■ Set exercise:
Using the records provided below, locate and copy each line that contains the word "экономический".
☆ ☆ ☆
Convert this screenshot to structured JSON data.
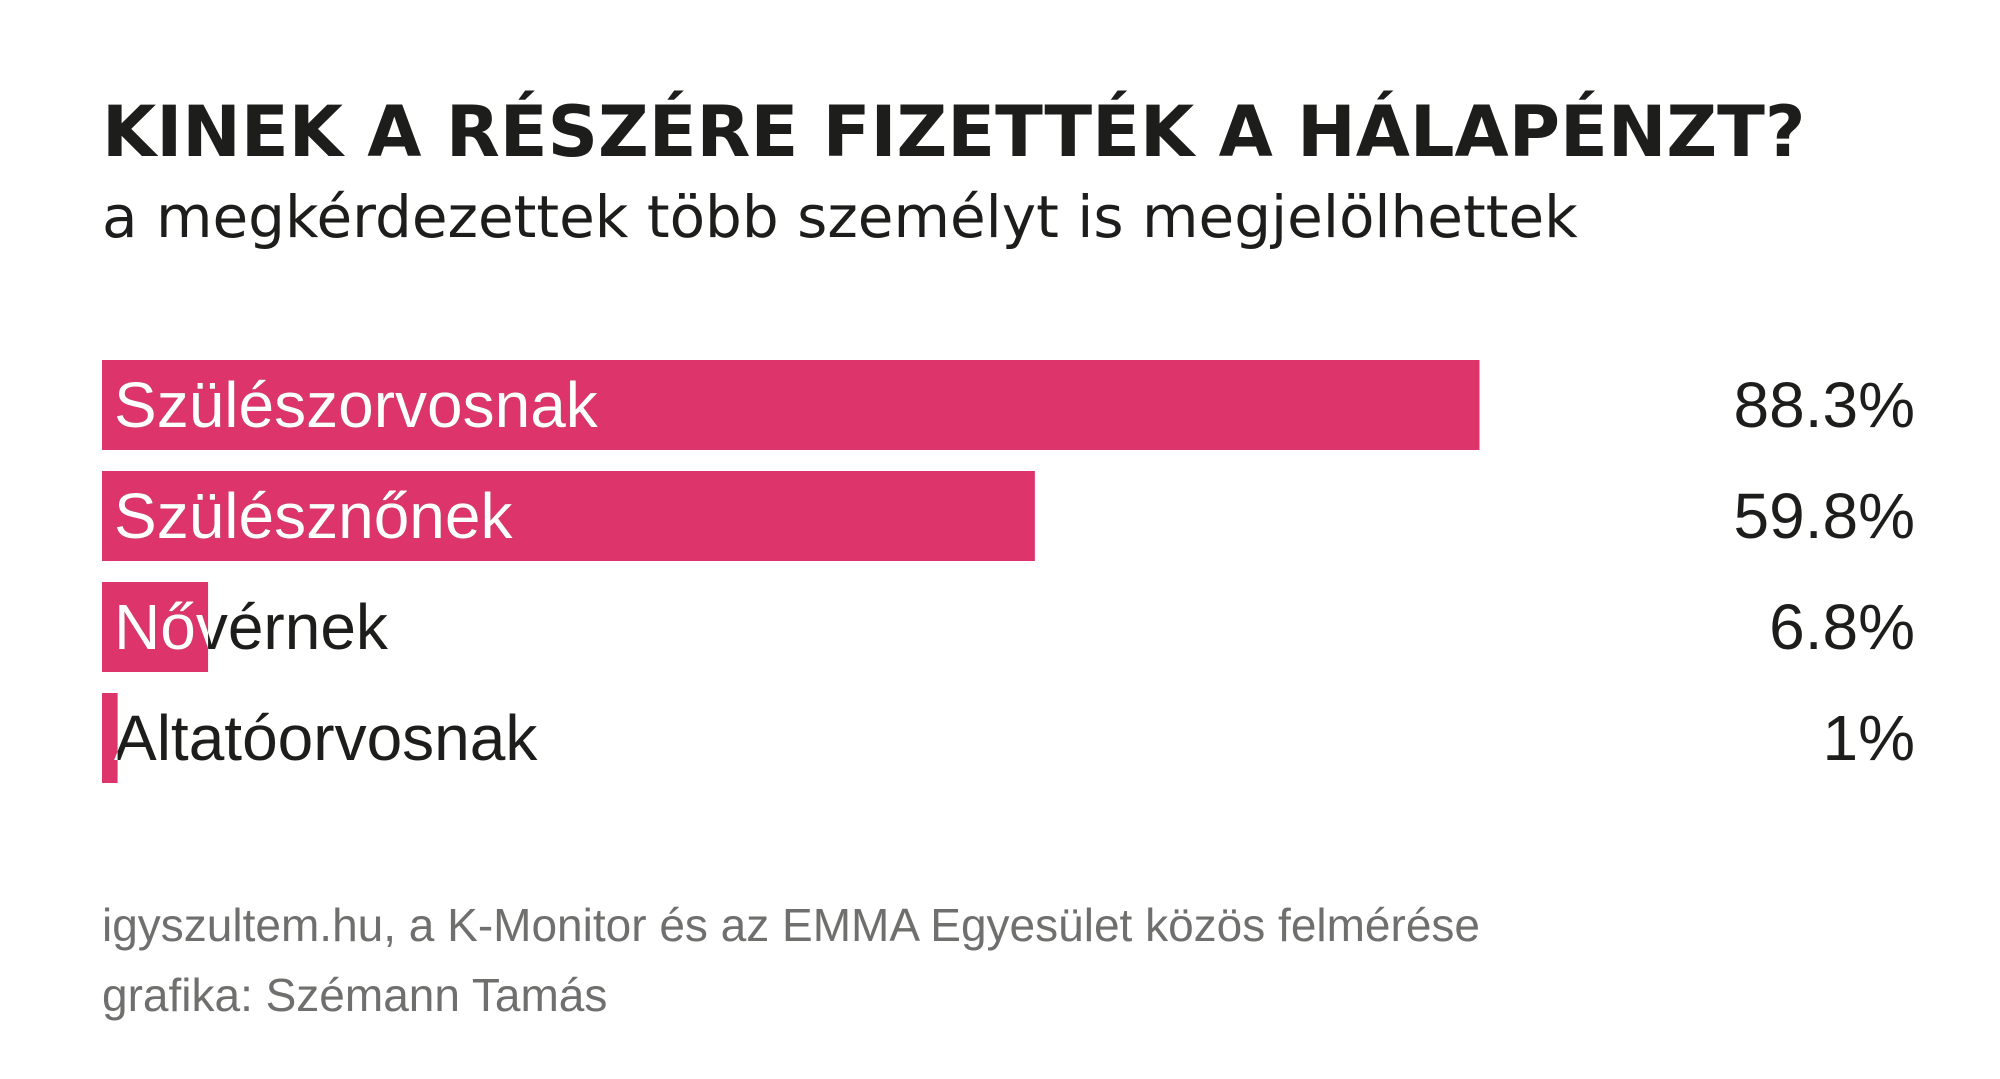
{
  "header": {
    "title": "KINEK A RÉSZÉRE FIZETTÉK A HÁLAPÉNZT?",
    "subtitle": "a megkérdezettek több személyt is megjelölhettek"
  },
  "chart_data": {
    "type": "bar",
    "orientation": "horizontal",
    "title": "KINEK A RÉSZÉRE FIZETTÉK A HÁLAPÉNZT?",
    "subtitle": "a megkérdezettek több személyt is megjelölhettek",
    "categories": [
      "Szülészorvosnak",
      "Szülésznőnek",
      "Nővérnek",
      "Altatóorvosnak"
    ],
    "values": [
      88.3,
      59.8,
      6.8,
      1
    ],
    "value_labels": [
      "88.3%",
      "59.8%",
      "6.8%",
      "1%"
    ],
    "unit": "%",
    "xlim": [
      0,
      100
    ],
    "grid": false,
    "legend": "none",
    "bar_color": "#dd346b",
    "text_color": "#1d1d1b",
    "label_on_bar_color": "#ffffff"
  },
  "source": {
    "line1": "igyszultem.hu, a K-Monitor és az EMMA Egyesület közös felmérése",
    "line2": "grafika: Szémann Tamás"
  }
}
☆ ☆ ☆
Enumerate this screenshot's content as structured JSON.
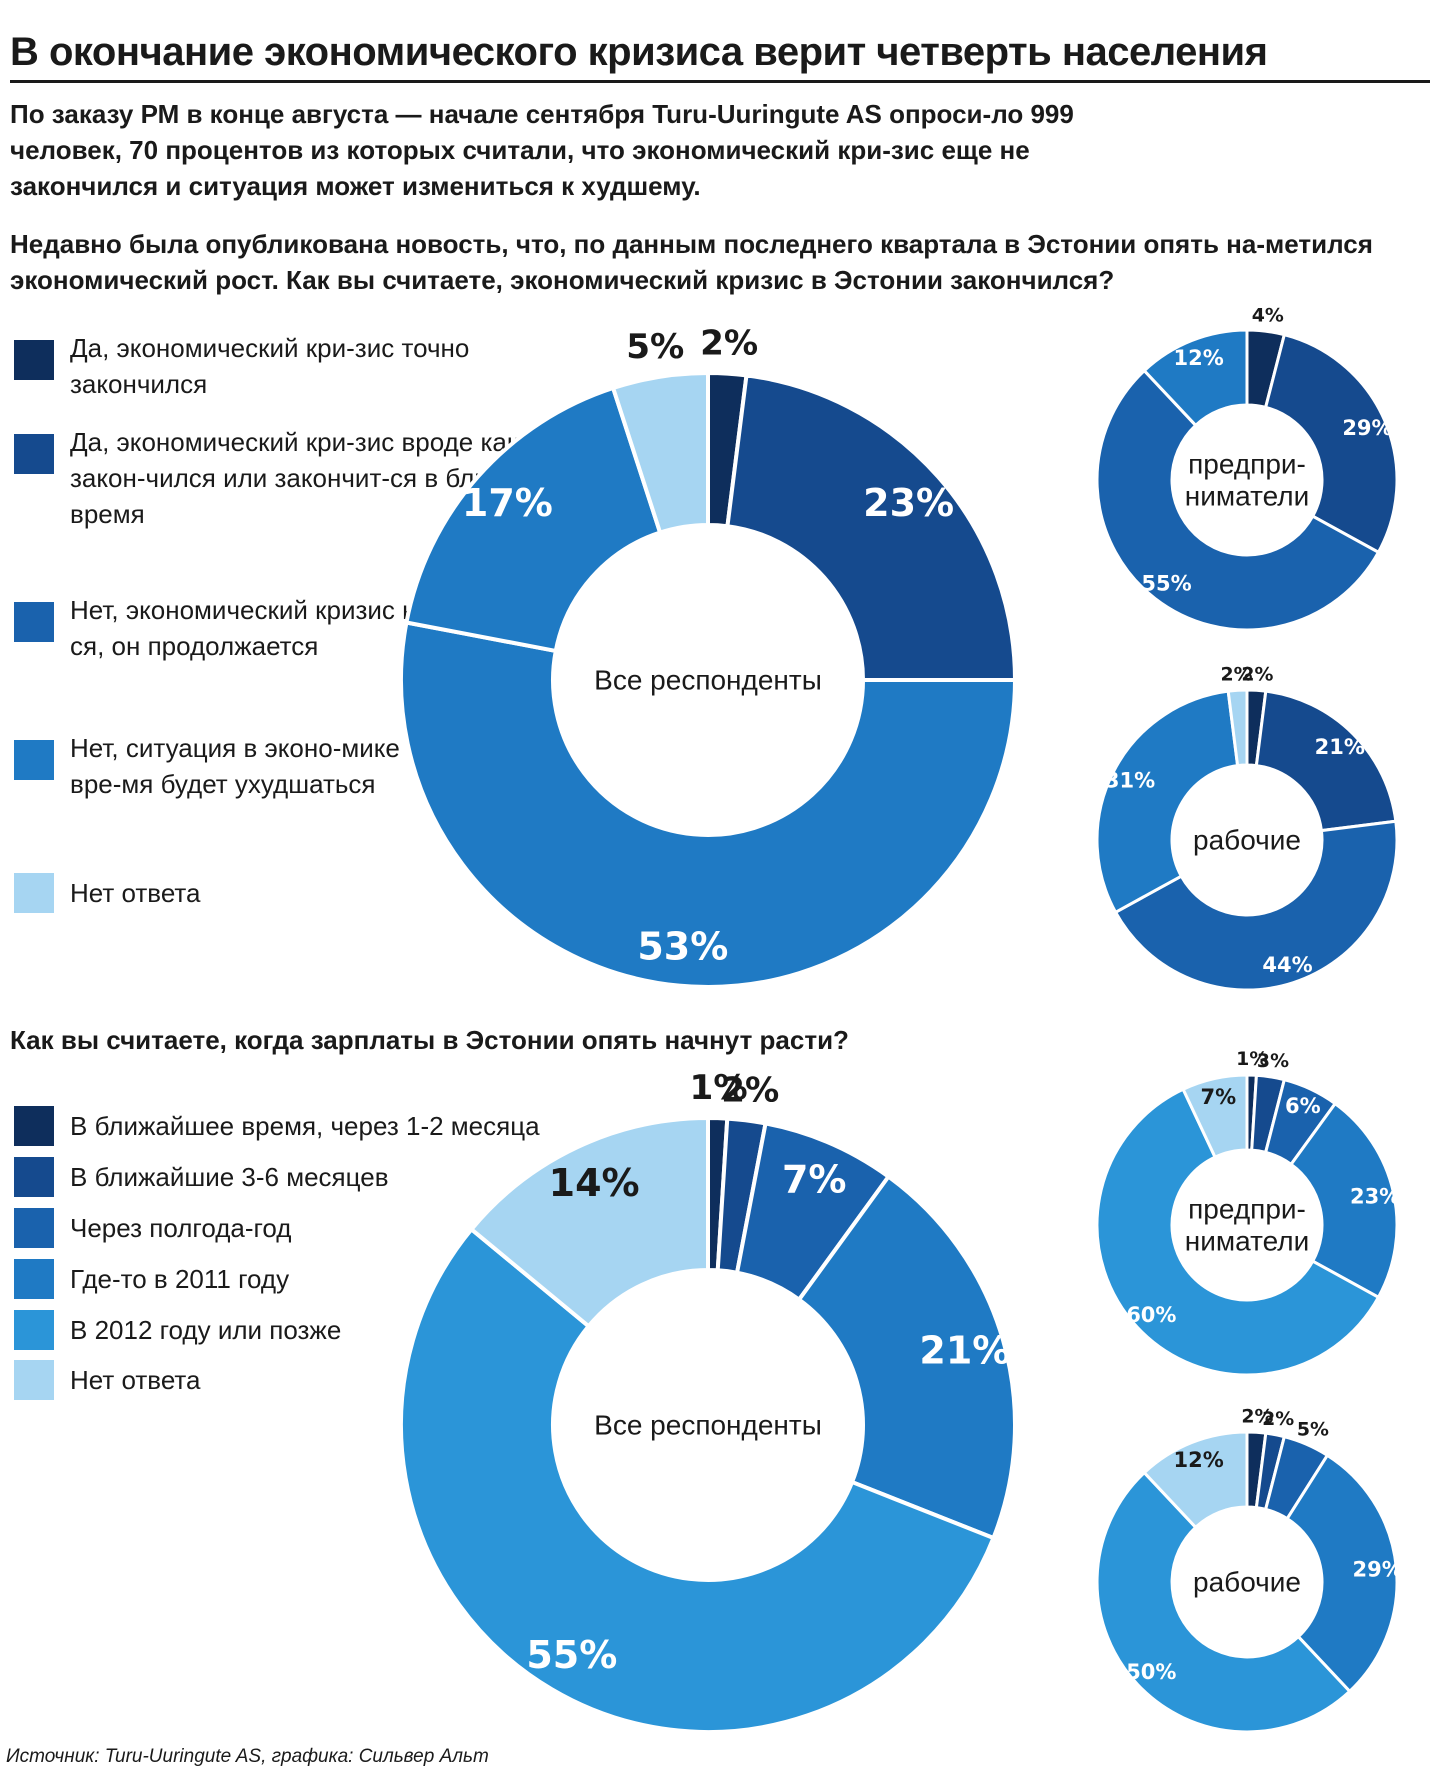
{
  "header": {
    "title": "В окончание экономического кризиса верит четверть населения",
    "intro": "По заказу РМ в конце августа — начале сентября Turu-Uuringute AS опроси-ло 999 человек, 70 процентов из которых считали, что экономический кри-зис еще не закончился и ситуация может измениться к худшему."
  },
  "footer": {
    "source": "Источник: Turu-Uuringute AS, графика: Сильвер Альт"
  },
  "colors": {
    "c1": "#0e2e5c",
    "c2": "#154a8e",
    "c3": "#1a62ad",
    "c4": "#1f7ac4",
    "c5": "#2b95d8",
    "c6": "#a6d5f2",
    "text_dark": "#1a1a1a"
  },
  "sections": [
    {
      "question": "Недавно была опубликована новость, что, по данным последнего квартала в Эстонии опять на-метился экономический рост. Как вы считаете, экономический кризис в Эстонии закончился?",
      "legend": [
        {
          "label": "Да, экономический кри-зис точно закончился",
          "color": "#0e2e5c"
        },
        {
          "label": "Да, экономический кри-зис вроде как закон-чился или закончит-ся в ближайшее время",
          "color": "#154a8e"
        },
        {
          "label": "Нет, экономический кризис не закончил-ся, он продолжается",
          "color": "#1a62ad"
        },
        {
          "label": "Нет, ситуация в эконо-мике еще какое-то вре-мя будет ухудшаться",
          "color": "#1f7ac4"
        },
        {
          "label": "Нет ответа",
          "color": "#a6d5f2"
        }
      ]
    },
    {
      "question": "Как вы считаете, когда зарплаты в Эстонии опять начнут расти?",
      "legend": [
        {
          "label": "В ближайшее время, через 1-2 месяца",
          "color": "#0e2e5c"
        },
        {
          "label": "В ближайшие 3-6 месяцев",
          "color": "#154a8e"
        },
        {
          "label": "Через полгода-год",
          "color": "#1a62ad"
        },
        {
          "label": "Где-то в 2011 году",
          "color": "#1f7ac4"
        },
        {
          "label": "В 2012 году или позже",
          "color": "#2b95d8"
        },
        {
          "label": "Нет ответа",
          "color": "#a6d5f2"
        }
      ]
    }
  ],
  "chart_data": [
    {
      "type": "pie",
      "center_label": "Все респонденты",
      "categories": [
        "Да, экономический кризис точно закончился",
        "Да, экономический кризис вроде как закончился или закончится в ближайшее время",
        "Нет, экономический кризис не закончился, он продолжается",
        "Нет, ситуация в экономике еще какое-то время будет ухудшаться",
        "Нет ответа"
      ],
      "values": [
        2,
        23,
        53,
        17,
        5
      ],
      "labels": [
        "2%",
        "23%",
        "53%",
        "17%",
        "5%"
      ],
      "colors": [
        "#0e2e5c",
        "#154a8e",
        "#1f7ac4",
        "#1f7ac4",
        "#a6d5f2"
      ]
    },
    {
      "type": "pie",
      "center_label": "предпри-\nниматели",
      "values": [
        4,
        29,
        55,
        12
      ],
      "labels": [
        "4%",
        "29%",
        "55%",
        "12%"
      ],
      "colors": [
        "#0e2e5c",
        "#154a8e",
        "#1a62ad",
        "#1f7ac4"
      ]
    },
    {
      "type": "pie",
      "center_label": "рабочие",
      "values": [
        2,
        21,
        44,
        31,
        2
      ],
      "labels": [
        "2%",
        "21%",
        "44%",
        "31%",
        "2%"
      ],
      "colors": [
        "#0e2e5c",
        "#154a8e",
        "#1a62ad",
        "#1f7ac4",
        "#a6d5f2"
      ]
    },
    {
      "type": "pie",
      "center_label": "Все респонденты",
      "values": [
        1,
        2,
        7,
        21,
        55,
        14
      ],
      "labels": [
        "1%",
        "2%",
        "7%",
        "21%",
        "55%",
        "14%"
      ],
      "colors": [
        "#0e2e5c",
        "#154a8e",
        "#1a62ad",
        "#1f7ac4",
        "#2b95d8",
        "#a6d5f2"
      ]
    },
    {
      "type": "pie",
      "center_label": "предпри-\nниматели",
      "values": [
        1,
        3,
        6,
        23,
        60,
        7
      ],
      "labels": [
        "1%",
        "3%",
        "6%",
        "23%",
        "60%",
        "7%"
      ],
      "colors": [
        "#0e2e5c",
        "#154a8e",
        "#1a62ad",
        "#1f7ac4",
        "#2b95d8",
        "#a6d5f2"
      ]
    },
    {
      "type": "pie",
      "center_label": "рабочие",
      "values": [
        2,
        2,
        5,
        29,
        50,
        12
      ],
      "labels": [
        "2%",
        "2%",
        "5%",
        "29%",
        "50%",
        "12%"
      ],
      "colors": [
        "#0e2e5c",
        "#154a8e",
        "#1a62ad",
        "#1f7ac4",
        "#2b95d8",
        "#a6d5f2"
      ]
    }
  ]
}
☆ ☆ ☆
■ Exercise solution:
    "intro": "По заказу РМ в конце августа — начале сентября Turu-Uuringute AS опроси-ло 999 человек, 70 процентов из которых считали, что экономический кри-зис еще не закончился и ситуация может измениться к худшему."
      "question": "Недавно была опубликована новость, что, по данным последнего квартала в Эстонии опять на-метился экономический рост. Как вы считаете, экономический кризис в Эстонии закончился?",
          "label": "Да, экономический кри-зис точно закончился",
          "label": "Да, экономический кри-зис вроде как закон-чился или закончит-ся в ближайшее время",
          "label": "Нет, экономический кризис не закончил-ся, он продолжается",
        "Да, экономический кризис точно закончился",
        "Да, экономический кризис вроде как закончился или закончится в ближайшее время",
        "Нет, экономический кризис не закончился, он продолжается",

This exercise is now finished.